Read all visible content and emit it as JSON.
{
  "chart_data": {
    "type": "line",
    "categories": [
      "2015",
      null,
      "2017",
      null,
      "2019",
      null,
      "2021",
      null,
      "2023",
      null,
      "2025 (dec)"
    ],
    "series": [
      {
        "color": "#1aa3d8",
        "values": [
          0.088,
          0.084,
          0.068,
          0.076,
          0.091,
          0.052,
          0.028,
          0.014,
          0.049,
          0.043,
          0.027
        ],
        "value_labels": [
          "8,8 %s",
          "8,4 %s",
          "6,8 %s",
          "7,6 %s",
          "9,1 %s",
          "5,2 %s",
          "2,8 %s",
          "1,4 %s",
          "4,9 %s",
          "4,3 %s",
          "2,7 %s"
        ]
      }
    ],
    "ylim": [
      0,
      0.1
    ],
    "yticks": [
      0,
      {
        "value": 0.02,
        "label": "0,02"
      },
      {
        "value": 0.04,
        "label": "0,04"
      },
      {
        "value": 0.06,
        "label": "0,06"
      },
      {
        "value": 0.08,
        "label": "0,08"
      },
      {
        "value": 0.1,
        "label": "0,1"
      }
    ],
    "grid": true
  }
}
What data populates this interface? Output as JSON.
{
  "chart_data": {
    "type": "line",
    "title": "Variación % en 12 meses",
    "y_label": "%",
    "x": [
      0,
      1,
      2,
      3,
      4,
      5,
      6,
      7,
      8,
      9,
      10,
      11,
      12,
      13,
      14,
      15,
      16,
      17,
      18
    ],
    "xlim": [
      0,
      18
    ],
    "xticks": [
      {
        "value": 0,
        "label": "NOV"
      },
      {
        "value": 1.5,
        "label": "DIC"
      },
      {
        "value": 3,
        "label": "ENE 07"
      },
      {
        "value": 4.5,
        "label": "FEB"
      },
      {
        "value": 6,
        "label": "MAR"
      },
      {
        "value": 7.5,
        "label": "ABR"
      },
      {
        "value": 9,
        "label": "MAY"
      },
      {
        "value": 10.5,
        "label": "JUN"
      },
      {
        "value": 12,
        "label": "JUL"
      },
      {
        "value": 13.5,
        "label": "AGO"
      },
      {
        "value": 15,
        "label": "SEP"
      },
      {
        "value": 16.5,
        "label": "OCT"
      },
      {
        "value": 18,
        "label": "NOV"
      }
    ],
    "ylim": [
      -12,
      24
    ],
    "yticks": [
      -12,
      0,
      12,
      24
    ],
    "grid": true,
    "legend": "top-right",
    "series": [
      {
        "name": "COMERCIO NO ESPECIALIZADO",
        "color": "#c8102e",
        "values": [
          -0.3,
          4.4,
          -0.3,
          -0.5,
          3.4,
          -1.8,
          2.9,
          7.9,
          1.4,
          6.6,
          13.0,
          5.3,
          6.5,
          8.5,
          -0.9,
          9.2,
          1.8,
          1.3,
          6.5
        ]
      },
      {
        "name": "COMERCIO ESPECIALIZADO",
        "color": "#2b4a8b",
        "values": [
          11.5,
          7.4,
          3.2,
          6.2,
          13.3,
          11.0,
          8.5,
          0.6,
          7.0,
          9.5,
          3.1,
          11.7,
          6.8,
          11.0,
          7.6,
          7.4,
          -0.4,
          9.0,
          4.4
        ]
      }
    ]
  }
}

- Challenge
Print again each line of the listing above, exactly as it appears.

- Full response
Read all visible content and emit it as JSON.
{
  "chart_data": {
    "type": "line",
    "categories": [
      "2015",
      null,
      "2017",
      null,
      "2019",
      null,
      "2021",
      null,
      "2023",
      null,
      "2025 (dec)"
    ],
    "series": [
      {
        "color": "#1aa3d8",
        "values": [
          0.088,
          0.084,
          0.068,
          0.076,
          0.091,
          0.052,
          0.028,
          0.014,
          0.049,
          0.043,
          0.027
        ],
        "value_labels": [
          "8,8 %s",
          "8,4 %s",
          "6,8 %s",
          "7,6 %s",
          "9,1 %s",
          "5,2 %s",
          "2,8 %s",
          "1,4 %s",
          "4,9 %s",
          "4,3 %s",
          "2,7 %s"
        ]
      }
    ],
    "ylim": [
      0,
      0.1
    ],
    "yticks": [
      0,
      {
        "value": 0.02,
        "label": "0,02"
      },
      {
        "value": 0.04,
        "label": "0,04"
      },
      {
        "value": 0.06,
        "label": "0,06"
      },
      {
        "value": 0.08,
        "label": "0,08"
      },
      {
        "value": 0.1,
        "label": "0,1"
      }
    ],
    "grid": true
  }
}
What data populates this interface? Output as JSON.
{
  "chart_data": {
    "type": "line",
    "title": "Variación % en 12 meses",
    "y_label": "%",
    "x": [
      0,
      1,
      2,
      3,
      4,
      5,
      6,
      7,
      8,
      9,
      10,
      11,
      12,
      13,
      14,
      15,
      16,
      17,
      18
    ],
    "xlim": [
      0,
      18
    ],
    "xticks": [
      {
        "value": 0,
        "label": "NOV"
      },
      {
        "value": 1.5,
        "label": "DIC"
      },
      {
        "value": 3,
        "label": "ENE 07"
      },
      {
        "value": 4.5,
        "label": "FEB"
      },
      {
        "value": 6,
        "label": "MAR"
      },
      {
        "value": 7.5,
        "label": "ABR"
      },
      {
        "value": 9,
        "label": "MAY"
      },
      {
        "value": 10.5,
        "label": "JUN"
      },
      {
        "value": 12,
        "label": "JUL"
      },
      {
        "value": 13.5,
        "label": "AGO"
      },
      {
        "value": 15,
        "label": "SEP"
      },
      {
        "value": 16.5,
        "label": "OCT"
      },
      {
        "value": 18,
        "label": "NOV"
      }
    ],
    "ylim": [
      -12,
      24
    ],
    "yticks": [
      -12,
      0,
      12,
      24
    ],
    "grid": true,
    "legend": "top-right",
    "series": [
      {
        "name": "COMERCIO NO ESPECIALIZADO",
        "color": "#c8102e",
        "values": [
          -0.3,
          4.4,
          -0.3,
          -0.5,
          3.4,
          -1.8,
          2.9,
          7.9,
          1.4,
          6.6,
          13.0,
          5.3,
          6.5,
          8.5,
          -0.9,
          9.2,
          1.8,
          1.3,
          6.5
        ]
      },
      {
        "name": "COMERCIO ESPECIALIZADO",
        "color": "#2b4a8b",
        "values": [
          11.5,
          7.4,
          3.2,
          6.2,
          13.3,
          11.0,
          8.5,
          0.6,
          7.0,
          9.5,
          3.1,
          11.7,
          6.8,
          11.0,
          7.6,
          7.4,
          -0.4,
          9.0,
          4.4
        ]
      }
    ]
  }
}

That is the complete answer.